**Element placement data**

-- begin --

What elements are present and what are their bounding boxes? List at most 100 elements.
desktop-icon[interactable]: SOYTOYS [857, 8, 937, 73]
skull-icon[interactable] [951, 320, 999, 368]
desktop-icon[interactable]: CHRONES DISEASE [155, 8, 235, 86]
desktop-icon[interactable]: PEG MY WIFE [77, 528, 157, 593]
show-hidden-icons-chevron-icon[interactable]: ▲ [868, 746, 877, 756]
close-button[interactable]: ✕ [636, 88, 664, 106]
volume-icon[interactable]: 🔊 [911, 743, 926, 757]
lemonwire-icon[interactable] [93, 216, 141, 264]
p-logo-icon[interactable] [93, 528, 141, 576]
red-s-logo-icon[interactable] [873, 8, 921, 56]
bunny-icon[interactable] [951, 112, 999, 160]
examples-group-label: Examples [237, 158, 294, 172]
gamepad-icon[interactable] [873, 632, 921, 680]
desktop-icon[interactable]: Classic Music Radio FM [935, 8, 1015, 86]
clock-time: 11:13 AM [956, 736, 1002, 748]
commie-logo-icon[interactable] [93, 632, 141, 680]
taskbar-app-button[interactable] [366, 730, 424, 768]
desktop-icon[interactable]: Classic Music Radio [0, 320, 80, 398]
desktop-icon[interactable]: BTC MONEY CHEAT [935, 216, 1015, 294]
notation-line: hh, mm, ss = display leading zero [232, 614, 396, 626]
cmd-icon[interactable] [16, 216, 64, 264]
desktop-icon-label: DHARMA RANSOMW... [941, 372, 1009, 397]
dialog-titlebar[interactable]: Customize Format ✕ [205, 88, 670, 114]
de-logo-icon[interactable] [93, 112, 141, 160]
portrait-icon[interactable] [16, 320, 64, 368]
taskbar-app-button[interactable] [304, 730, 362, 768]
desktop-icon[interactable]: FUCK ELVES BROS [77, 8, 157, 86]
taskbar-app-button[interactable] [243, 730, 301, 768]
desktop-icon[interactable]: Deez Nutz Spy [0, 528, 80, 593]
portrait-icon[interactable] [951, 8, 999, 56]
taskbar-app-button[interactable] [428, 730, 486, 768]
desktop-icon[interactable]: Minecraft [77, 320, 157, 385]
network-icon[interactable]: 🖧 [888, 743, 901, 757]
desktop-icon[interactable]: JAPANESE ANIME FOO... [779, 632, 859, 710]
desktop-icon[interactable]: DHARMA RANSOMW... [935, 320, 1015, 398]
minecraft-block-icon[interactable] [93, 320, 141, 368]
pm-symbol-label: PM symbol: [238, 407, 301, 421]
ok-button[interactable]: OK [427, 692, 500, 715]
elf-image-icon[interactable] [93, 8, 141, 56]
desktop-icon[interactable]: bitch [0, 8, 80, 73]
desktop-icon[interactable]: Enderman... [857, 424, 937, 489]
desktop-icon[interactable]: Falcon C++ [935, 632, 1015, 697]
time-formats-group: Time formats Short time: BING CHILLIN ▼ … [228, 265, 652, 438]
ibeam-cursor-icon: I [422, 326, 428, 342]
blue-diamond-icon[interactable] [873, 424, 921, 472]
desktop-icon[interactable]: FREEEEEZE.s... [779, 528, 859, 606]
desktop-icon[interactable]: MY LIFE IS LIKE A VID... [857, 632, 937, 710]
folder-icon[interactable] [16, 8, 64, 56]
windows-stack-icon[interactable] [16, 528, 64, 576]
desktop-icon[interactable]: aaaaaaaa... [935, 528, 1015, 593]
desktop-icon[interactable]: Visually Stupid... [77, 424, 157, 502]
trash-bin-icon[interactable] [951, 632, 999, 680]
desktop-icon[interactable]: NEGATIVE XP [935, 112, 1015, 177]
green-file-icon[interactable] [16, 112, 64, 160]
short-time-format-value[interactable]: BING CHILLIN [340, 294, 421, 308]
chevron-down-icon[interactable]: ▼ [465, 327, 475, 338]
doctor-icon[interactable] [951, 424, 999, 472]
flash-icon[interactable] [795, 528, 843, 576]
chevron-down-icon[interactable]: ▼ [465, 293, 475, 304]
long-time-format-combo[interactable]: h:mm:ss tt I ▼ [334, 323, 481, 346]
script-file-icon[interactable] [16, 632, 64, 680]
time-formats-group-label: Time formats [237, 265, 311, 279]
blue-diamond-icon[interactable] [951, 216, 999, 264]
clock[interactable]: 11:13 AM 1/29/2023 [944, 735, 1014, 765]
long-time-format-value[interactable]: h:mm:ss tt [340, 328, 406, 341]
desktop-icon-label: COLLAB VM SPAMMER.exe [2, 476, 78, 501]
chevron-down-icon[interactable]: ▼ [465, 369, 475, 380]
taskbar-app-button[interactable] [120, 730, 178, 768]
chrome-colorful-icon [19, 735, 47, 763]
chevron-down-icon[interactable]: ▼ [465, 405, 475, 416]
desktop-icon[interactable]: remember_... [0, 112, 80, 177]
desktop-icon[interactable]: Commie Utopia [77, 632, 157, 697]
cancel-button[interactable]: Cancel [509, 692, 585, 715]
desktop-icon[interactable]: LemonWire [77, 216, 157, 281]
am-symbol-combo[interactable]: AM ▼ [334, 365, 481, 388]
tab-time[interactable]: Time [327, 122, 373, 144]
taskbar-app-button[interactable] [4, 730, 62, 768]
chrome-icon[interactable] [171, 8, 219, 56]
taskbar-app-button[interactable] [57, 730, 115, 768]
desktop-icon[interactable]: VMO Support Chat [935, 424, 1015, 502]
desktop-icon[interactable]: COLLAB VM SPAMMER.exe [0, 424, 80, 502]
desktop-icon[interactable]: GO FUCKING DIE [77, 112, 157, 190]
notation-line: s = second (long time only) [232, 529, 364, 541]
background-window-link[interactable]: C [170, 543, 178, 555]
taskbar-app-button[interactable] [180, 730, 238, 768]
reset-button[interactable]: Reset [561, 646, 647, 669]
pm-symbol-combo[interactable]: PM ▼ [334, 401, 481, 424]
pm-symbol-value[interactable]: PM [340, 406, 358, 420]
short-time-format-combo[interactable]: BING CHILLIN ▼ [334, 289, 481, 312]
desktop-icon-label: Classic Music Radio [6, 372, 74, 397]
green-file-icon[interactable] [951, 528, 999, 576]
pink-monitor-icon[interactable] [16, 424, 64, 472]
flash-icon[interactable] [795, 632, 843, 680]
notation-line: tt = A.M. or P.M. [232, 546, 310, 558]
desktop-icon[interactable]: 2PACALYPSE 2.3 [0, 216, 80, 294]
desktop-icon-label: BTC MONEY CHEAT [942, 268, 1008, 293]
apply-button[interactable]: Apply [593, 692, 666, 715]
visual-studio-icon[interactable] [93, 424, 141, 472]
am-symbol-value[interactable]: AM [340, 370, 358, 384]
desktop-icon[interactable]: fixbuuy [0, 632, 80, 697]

-- end --

**Given exercise**
Reproduce every line of the listing above verbatim.

**Expected answer**
What elements are present and what are their bounding boxes? List at most 100 elements.
desktop-icon[interactable]: SOYTOYS [857, 8, 937, 73]
skull-icon[interactable] [951, 320, 999, 368]
desktop-icon[interactable]: CHRONES DISEASE [155, 8, 235, 86]
desktop-icon[interactable]: PEG MY WIFE [77, 528, 157, 593]
show-hidden-icons-chevron-icon[interactable]: ▲ [868, 746, 877, 756]
close-button[interactable]: ✕ [636, 88, 664, 106]
volume-icon[interactable]: 🔊 [911, 743, 926, 757]
lemonwire-icon[interactable] [93, 216, 141, 264]
p-logo-icon[interactable] [93, 528, 141, 576]
red-s-logo-icon[interactable] [873, 8, 921, 56]
bunny-icon[interactable] [951, 112, 999, 160]
examples-group-label: Examples [237, 158, 294, 172]
gamepad-icon[interactable] [873, 632, 921, 680]
desktop-icon[interactable]: Classic Music Radio FM [935, 8, 1015, 86]
clock-time: 11:13 AM [956, 736, 1002, 748]
commie-logo-icon[interactable] [93, 632, 141, 680]
taskbar-app-button[interactable] [366, 730, 424, 768]
desktop-icon[interactable]: Classic Music Radio [0, 320, 80, 398]
desktop-icon[interactable]: BTC MONEY CHEAT [935, 216, 1015, 294]
notation-line: hh, mm, ss = display leading zero [232, 614, 396, 626]
cmd-icon[interactable] [16, 216, 64, 264]
desktop-icon-label: DHARMA RANSOMW... [941, 372, 1009, 397]
dialog-titlebar[interactable]: Customize Format ✕ [205, 88, 670, 114]
de-logo-icon[interactable] [93, 112, 141, 160]
portrait-icon[interactable] [16, 320, 64, 368]
taskbar-app-button[interactable] [304, 730, 362, 768]
desktop-icon[interactable]: FUCK ELVES BROS [77, 8, 157, 86]
taskbar-app-button[interactable] [243, 730, 301, 768]
desktop-icon[interactable]: Deez Nutz Spy [0, 528, 80, 593]
portrait-icon[interactable] [951, 8, 999, 56]
taskbar-app-button[interactable] [428, 730, 486, 768]
desktop-icon[interactable]: Minecraft [77, 320, 157, 385]
network-icon[interactable]: 🖧 [888, 743, 901, 757]
desktop-icon[interactable]: JAPANESE ANIME FOO... [779, 632, 859, 710]
desktop-icon[interactable]: DHARMA RANSOMW... [935, 320, 1015, 398]
minecraft-block-icon[interactable] [93, 320, 141, 368]
pm-symbol-label: PM symbol: [238, 407, 301, 421]
ok-button[interactable]: OK [427, 692, 500, 715]
elf-image-icon[interactable] [93, 8, 141, 56]
desktop-icon[interactable]: bitch [0, 8, 80, 73]
desktop-icon[interactable]: Enderman... [857, 424, 937, 489]
desktop-icon[interactable]: Falcon C++ [935, 632, 1015, 697]
time-formats-group: Time formats Short time: BING CHILLIN ▼ … [228, 265, 652, 438]
ibeam-cursor-icon: I [422, 326, 428, 342]
blue-diamond-icon[interactable] [873, 424, 921, 472]
desktop-icon[interactable]: FREEEEEZE.s... [779, 528, 859, 606]
desktop-icon[interactable]: MY LIFE IS LIKE A VID... [857, 632, 937, 710]
folder-icon[interactable] [16, 8, 64, 56]
windows-stack-icon[interactable] [16, 528, 64, 576]
desktop-icon[interactable]: aaaaaaaa... [935, 528, 1015, 593]
desktop-icon[interactable]: Visually Stupid... [77, 424, 157, 502]
trash-bin-icon[interactable] [951, 632, 999, 680]
desktop-icon[interactable]: NEGATIVE XP [935, 112, 1015, 177]
green-file-icon[interactable] [16, 112, 64, 160]
short-time-format-value[interactable]: BING CHILLIN [340, 294, 421, 308]
chevron-down-icon[interactable]: ▼ [465, 327, 475, 338]
doctor-icon[interactable] [951, 424, 999, 472]
flash-icon[interactable] [795, 528, 843, 576]
chevron-down-icon[interactable]: ▼ [465, 293, 475, 304]
long-time-format-combo[interactable]: h:mm:ss tt I ▼ [334, 323, 481, 346]
script-file-icon[interactable] [16, 632, 64, 680]
time-formats-group-label: Time formats [237, 265, 311, 279]
blue-diamond-icon[interactable] [951, 216, 999, 264]
clock[interactable]: 11:13 AM 1/29/2023 [944, 735, 1014, 765]
long-time-format-value[interactable]: h:mm:ss tt [340, 328, 406, 341]
desktop-icon-label: COLLAB VM SPAMMER.exe [2, 476, 78, 501]
chevron-down-icon[interactable]: ▼ [465, 369, 475, 380]
taskbar-app-button[interactable] [120, 730, 178, 768]
chrome-colorful-icon [19, 735, 47, 763]
chevron-down-icon[interactable]: ▼ [465, 405, 475, 416]
desktop-icon[interactable]: remember_... [0, 112, 80, 177]
desktop-icon[interactable]: Commie Utopia [77, 632, 157, 697]
cancel-button[interactable]: Cancel [509, 692, 585, 715]
desktop-icon[interactable]: LemonWire [77, 216, 157, 281]
am-symbol-combo[interactable]: AM ▼ [334, 365, 481, 388]
tab-time[interactable]: Time [327, 122, 373, 144]
taskbar-app-button[interactable] [4, 730, 62, 768]
chrome-icon[interactable] [171, 8, 219, 56]
taskbar-app-button[interactable] [57, 730, 115, 768]
desktop-icon[interactable]: VMO Support Chat [935, 424, 1015, 502]
desktop-icon[interactable]: COLLAB VM SPAMMER.exe [0, 424, 80, 502]
desktop-icon[interactable]: GO FUCKING DIE [77, 112, 157, 190]
notation-line: s = second (long time only) [232, 529, 364, 541]
background-window-link[interactable]: C [170, 543, 178, 555]
taskbar-app-button[interactable] [180, 730, 238, 768]
reset-button[interactable]: Reset [561, 646, 647, 669]
pm-symbol-combo[interactable]: PM ▼ [334, 401, 481, 424]
pm-symbol-value[interactable]: PM [340, 406, 358, 420]
short-time-format-combo[interactable]: BING CHILLIN ▼ [334, 289, 481, 312]
desktop-icon-label: Classic Music Radio [6, 372, 74, 397]
green-file-icon[interactable] [951, 528, 999, 576]
pink-monitor-icon[interactable] [16, 424, 64, 472]
flash-icon[interactable] [795, 632, 843, 680]
notation-line: tt = A.M. or P.M. [232, 546, 310, 558]
desktop-icon[interactable]: 2PACALYPSE 2.3 [0, 216, 80, 294]
desktop-icon-label: BTC MONEY CHEAT [942, 268, 1008, 293]
apply-button[interactable]: Apply [593, 692, 666, 715]
visual-studio-icon[interactable] [93, 424, 141, 472]
am-symbol-value[interactable]: AM [340, 370, 358, 384]
desktop-icon[interactable]: fixbuuy [0, 632, 80, 697]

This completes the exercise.